* [Provided records]
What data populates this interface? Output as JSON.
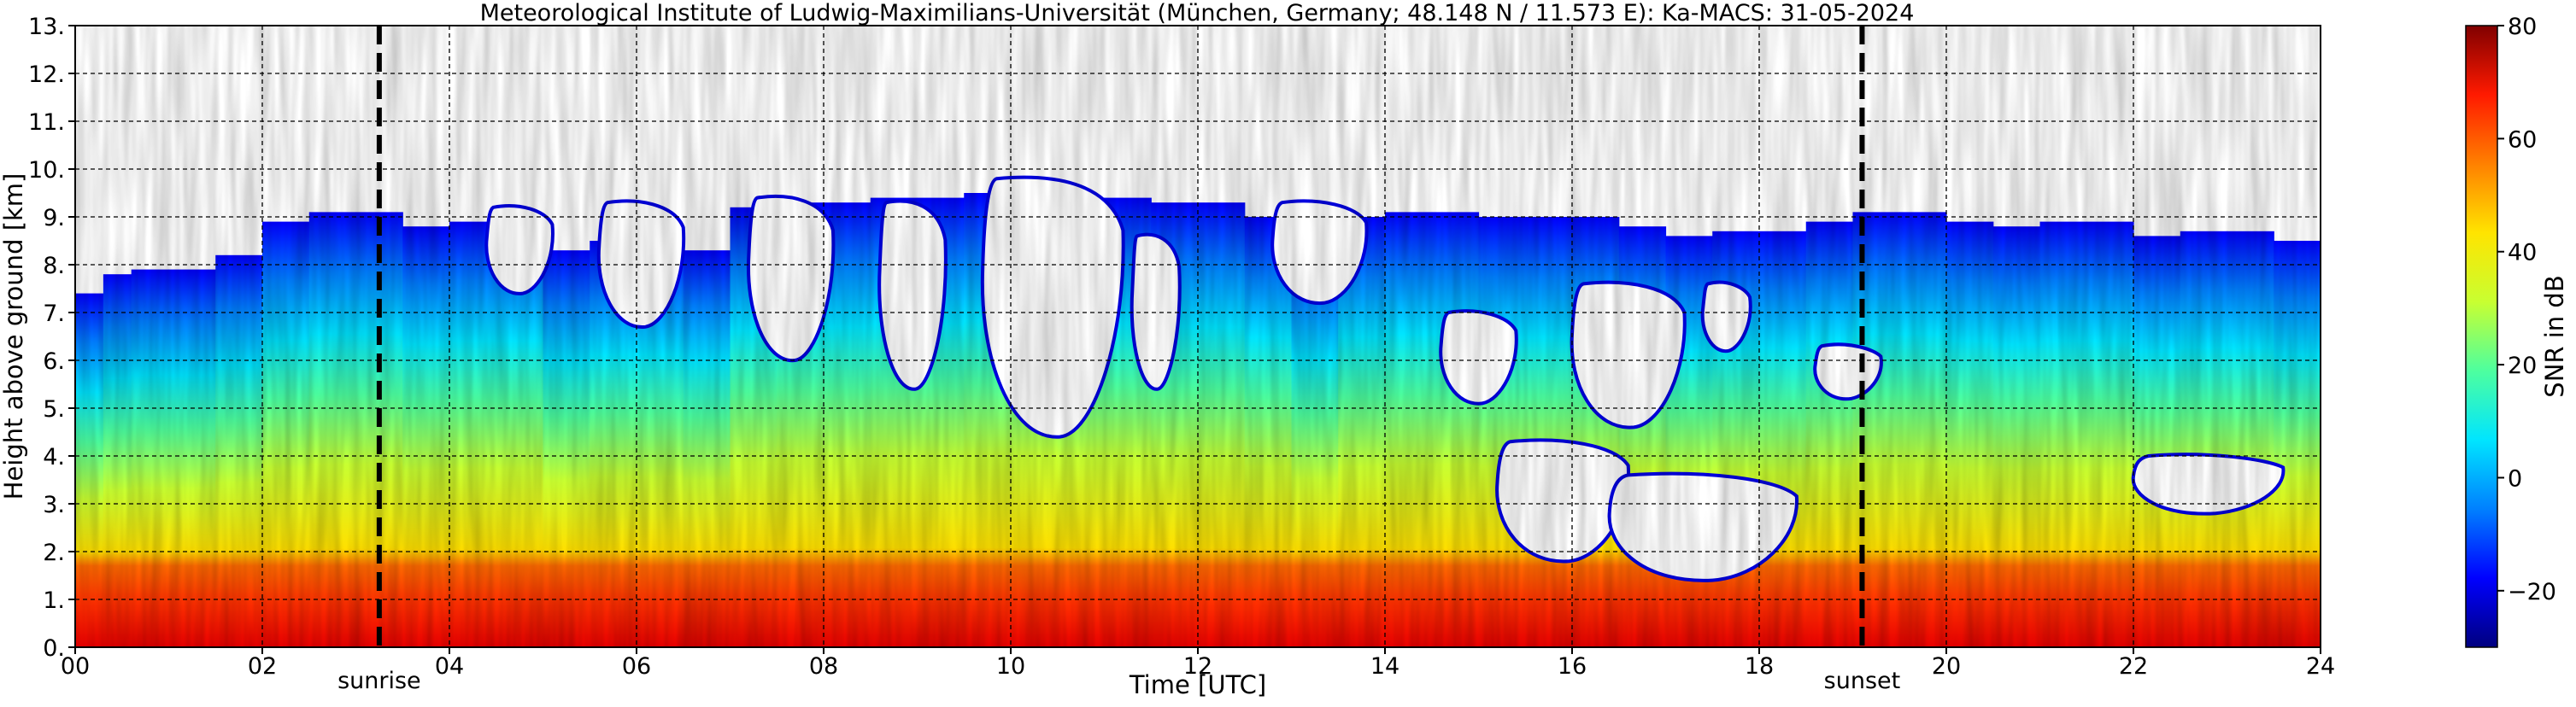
{
  "chart_data": {
    "type": "heatmap",
    "title": "Meteorological Institute of Ludwig-Maximilians-Universität (München, Germany; 48.148 N / 11.573 E):    Ka-MACS: 31-05-2024",
    "xlabel": "Time [UTC]",
    "ylabel": "Height above ground [km]",
    "xlim": [
      0,
      24
    ],
    "ylim": [
      0,
      13
    ],
    "x_ticks": [
      {
        "value": 0,
        "label": "00"
      },
      {
        "value": 2,
        "label": "02"
      },
      {
        "value": 4,
        "label": "04"
      },
      {
        "value": 6,
        "label": "06"
      },
      {
        "value": 8,
        "label": "08"
      },
      {
        "value": 10,
        "label": "10"
      },
      {
        "value": 12,
        "label": "12"
      },
      {
        "value": 14,
        "label": "14"
      },
      {
        "value": 16,
        "label": "16"
      },
      {
        "value": 18,
        "label": "18"
      },
      {
        "value": 20,
        "label": "20"
      },
      {
        "value": 22,
        "label": "22"
      },
      {
        "value": 24,
        "label": "24"
      }
    ],
    "y_ticks": [
      {
        "value": 0,
        "label": "0."
      },
      {
        "value": 1,
        "label": "1."
      },
      {
        "value": 2,
        "label": "2."
      },
      {
        "value": 3,
        "label": "3."
      },
      {
        "value": 4,
        "label": "4."
      },
      {
        "value": 5,
        "label": "5."
      },
      {
        "value": 6,
        "label": "6."
      },
      {
        "value": 7,
        "label": "7."
      },
      {
        "value": 8,
        "label": "8."
      },
      {
        "value": 9,
        "label": "9."
      },
      {
        "value": 10,
        "label": "10."
      },
      {
        "value": 11,
        "label": "11."
      },
      {
        "value": 12,
        "label": "12."
      },
      {
        "value": 13,
        "label": "13."
      }
    ],
    "grid": true,
    "colorbar": {
      "label": "SNR in dB",
      "range": [
        -30,
        80
      ],
      "ticks": [
        {
          "value": -20,
          "label": "−20"
        },
        {
          "value": 0,
          "label": "0"
        },
        {
          "value": 20,
          "label": "20"
        },
        {
          "value": 40,
          "label": "40"
        },
        {
          "value": 60,
          "label": "60"
        },
        {
          "value": 80,
          "label": "80"
        }
      ],
      "colors": [
        "#00007f",
        "#0000ff",
        "#0080ff",
        "#00e5ff",
        "#4dff9f",
        "#c8ff31",
        "#ffe400",
        "#ff8000",
        "#ff1a00",
        "#800000"
      ]
    },
    "annotations": [
      {
        "name": "sunrise",
        "label": "sunrise",
        "x": 3.25
      },
      {
        "name": "sunset",
        "label": "sunset",
        "x": 19.1
      }
    ],
    "profile": {
      "x": [
        0,
        0.3,
        0.6,
        1,
        1.5,
        2,
        2.5,
        3,
        3.5,
        4,
        4.5,
        5,
        5.5,
        6,
        6.5,
        7,
        7.5,
        8,
        8.5,
        9,
        9.5,
        10,
        10.5,
        11,
        11.5,
        12,
        12.5,
        13,
        13.5,
        14,
        14.5,
        15,
        15.5,
        16,
        16.5,
        17,
        17.5,
        18,
        18.5,
        19,
        19.5,
        20,
        20.5,
        21,
        21.5,
        22,
        22.5,
        23,
        23.5,
        24
      ],
      "echo_top_km": [
        6.2,
        7.4,
        7.8,
        7.9,
        7.6,
        8.2,
        8.9,
        9.1,
        8.8,
        8.6,
        8.9,
        8.3,
        8.2,
        8.5,
        8.0,
        8.3,
        9.2,
        9.3,
        9.1,
        9.4,
        9.3,
        9.5,
        8.0,
        9.4,
        9.2,
        9.3,
        9.0,
        8.4,
        7.8,
        9.0,
        9.1,
        9.0,
        8.9,
        9.0,
        8.8,
        8.5,
        8.6,
        8.7,
        8.6,
        8.9,
        9.1,
        8.9,
        8.7,
        8.8,
        8.9,
        8.4,
        8.6,
        8.7,
        8.5,
        8.3
      ],
      "gaps": [
        {
          "x0": 4.4,
          "x1": 5.1,
          "y0": 7.4,
          "y1": 9.2
        },
        {
          "x0": 5.6,
          "x1": 6.5,
          "y0": 6.7,
          "y1": 9.3
        },
        {
          "x0": 7.2,
          "x1": 8.1,
          "y0": 6.0,
          "y1": 9.4
        },
        {
          "x0": 8.6,
          "x1": 9.3,
          "y0": 5.4,
          "y1": 9.3
        },
        {
          "x0": 9.7,
          "x1": 11.2,
          "y0": 4.4,
          "y1": 9.8
        },
        {
          "x0": 11.3,
          "x1": 11.8,
          "y0": 5.4,
          "y1": 8.6
        },
        {
          "x0": 12.8,
          "x1": 13.8,
          "y0": 7.2,
          "y1": 9.3
        },
        {
          "x0": 14.6,
          "x1": 15.4,
          "y0": 5.1,
          "y1": 7.0
        },
        {
          "x0": 15.2,
          "x1": 16.6,
          "y0": 1.8,
          "y1": 4.3
        },
        {
          "x0": 16.4,
          "x1": 18.4,
          "y0": 1.4,
          "y1": 3.6
        },
        {
          "x0": 16.0,
          "x1": 17.2,
          "y0": 4.6,
          "y1": 7.6
        },
        {
          "x0": 17.4,
          "x1": 17.9,
          "y0": 6.2,
          "y1": 7.6
        },
        {
          "x0": 18.6,
          "x1": 19.3,
          "y0": 5.2,
          "y1": 6.3
        },
        {
          "x0": 22.0,
          "x1": 23.6,
          "y0": 2.8,
          "y1": 4.0
        }
      ],
      "near_surface_red_km": 1.7
    }
  }
}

* [What to produce] The records above must be printed exactly; the pictures stay out.

* [Answer to this task]
What data populates this interface? Output as JSON.
{
  "chart_data": {
    "type": "heatmap",
    "title": "Meteorological Institute of Ludwig-Maximilians-Universität (München, Germany; 48.148 N / 11.573 E):    Ka-MACS: 31-05-2024",
    "xlabel": "Time [UTC]",
    "ylabel": "Height above ground [km]",
    "xlim": [
      0,
      24
    ],
    "ylim": [
      0,
      13
    ],
    "x_ticks": [
      {
        "value": 0,
        "label": "00"
      },
      {
        "value": 2,
        "label": "02"
      },
      {
        "value": 4,
        "label": "04"
      },
      {
        "value": 6,
        "label": "06"
      },
      {
        "value": 8,
        "label": "08"
      },
      {
        "value": 10,
        "label": "10"
      },
      {
        "value": 12,
        "label": "12"
      },
      {
        "value": 14,
        "label": "14"
      },
      {
        "value": 16,
        "label": "16"
      },
      {
        "value": 18,
        "label": "18"
      },
      {
        "value": 20,
        "label": "20"
      },
      {
        "value": 22,
        "label": "22"
      },
      {
        "value": 24,
        "label": "24"
      }
    ],
    "y_ticks": [
      {
        "value": 0,
        "label": "0."
      },
      {
        "value": 1,
        "label": "1."
      },
      {
        "value": 2,
        "label": "2."
      },
      {
        "value": 3,
        "label": "3."
      },
      {
        "value": 4,
        "label": "4."
      },
      {
        "value": 5,
        "label": "5."
      },
      {
        "value": 6,
        "label": "6."
      },
      {
        "value": 7,
        "label": "7."
      },
      {
        "value": 8,
        "label": "8."
      },
      {
        "value": 9,
        "label": "9."
      },
      {
        "value": 10,
        "label": "10."
      },
      {
        "value": 11,
        "label": "11."
      },
      {
        "value": 12,
        "label": "12."
      },
      {
        "value": 13,
        "label": "13."
      }
    ],
    "grid": true,
    "colorbar": {
      "label": "SNR in dB",
      "range": [
        -30,
        80
      ],
      "ticks": [
        {
          "value": -20,
          "label": "−20"
        },
        {
          "value": 0,
          "label": "0"
        },
        {
          "value": 20,
          "label": "20"
        },
        {
          "value": 40,
          "label": "40"
        },
        {
          "value": 60,
          "label": "60"
        },
        {
          "value": 80,
          "label": "80"
        }
      ],
      "colors": [
        "#00007f",
        "#0000ff",
        "#0080ff",
        "#00e5ff",
        "#4dff9f",
        "#c8ff31",
        "#ffe400",
        "#ff8000",
        "#ff1a00",
        "#800000"
      ]
    },
    "annotations": [
      {
        "name": "sunrise",
        "label": "sunrise",
        "x": 3.25
      },
      {
        "name": "sunset",
        "label": "sunset",
        "x": 19.1
      }
    ],
    "profile": {
      "x": [
        0,
        0.3,
        0.6,
        1,
        1.5,
        2,
        2.5,
        3,
        3.5,
        4,
        4.5,
        5,
        5.5,
        6,
        6.5,
        7,
        7.5,
        8,
        8.5,
        9,
        9.5,
        10,
        10.5,
        11,
        11.5,
        12,
        12.5,
        13,
        13.5,
        14,
        14.5,
        15,
        15.5,
        16,
        16.5,
        17,
        17.5,
        18,
        18.5,
        19,
        19.5,
        20,
        20.5,
        21,
        21.5,
        22,
        22.5,
        23,
        23.5,
        24
      ],
      "echo_top_km": [
        6.2,
        7.4,
        7.8,
        7.9,
        7.6,
        8.2,
        8.9,
        9.1,
        8.8,
        8.6,
        8.9,
        8.3,
        8.2,
        8.5,
        8.0,
        8.3,
        9.2,
        9.3,
        9.1,
        9.4,
        9.3,
        9.5,
        8.0,
        9.4,
        9.2,
        9.3,
        9.0,
        8.4,
        7.8,
        9.0,
        9.1,
        9.0,
        8.9,
        9.0,
        8.8,
        8.5,
        8.6,
        8.7,
        8.6,
        8.9,
        9.1,
        8.9,
        8.7,
        8.8,
        8.9,
        8.4,
        8.6,
        8.7,
        8.5,
        8.3
      ],
      "gaps": [
        {
          "x0": 4.4,
          "x1": 5.1,
          "y0": 7.4,
          "y1": 9.2
        },
        {
          "x0": 5.6,
          "x1": 6.5,
          "y0": 6.7,
          "y1": 9.3
        },
        {
          "x0": 7.2,
          "x1": 8.1,
          "y0": 6.0,
          "y1": 9.4
        },
        {
          "x0": 8.6,
          "x1": 9.3,
          "y0": 5.4,
          "y1": 9.3
        },
        {
          "x0": 9.7,
          "x1": 11.2,
          "y0": 4.4,
          "y1": 9.8
        },
        {
          "x0": 11.3,
          "x1": 11.8,
          "y0": 5.4,
          "y1": 8.6
        },
        {
          "x0": 12.8,
          "x1": 13.8,
          "y0": 7.2,
          "y1": 9.3
        },
        {
          "x0": 14.6,
          "x1": 15.4,
          "y0": 5.1,
          "y1": 7.0
        },
        {
          "x0": 15.2,
          "x1": 16.6,
          "y0": 1.8,
          "y1": 4.3
        },
        {
          "x0": 16.4,
          "x1": 18.4,
          "y0": 1.4,
          "y1": 3.6
        },
        {
          "x0": 16.0,
          "x1": 17.2,
          "y0": 4.6,
          "y1": 7.6
        },
        {
          "x0": 17.4,
          "x1": 17.9,
          "y0": 6.2,
          "y1": 7.6
        },
        {
          "x0": 18.6,
          "x1": 19.3,
          "y0": 5.2,
          "y1": 6.3
        },
        {
          "x0": 22.0,
          "x1": 23.6,
          "y0": 2.8,
          "y1": 4.0
        }
      ],
      "near_surface_red_km": 1.7
    }
  }
}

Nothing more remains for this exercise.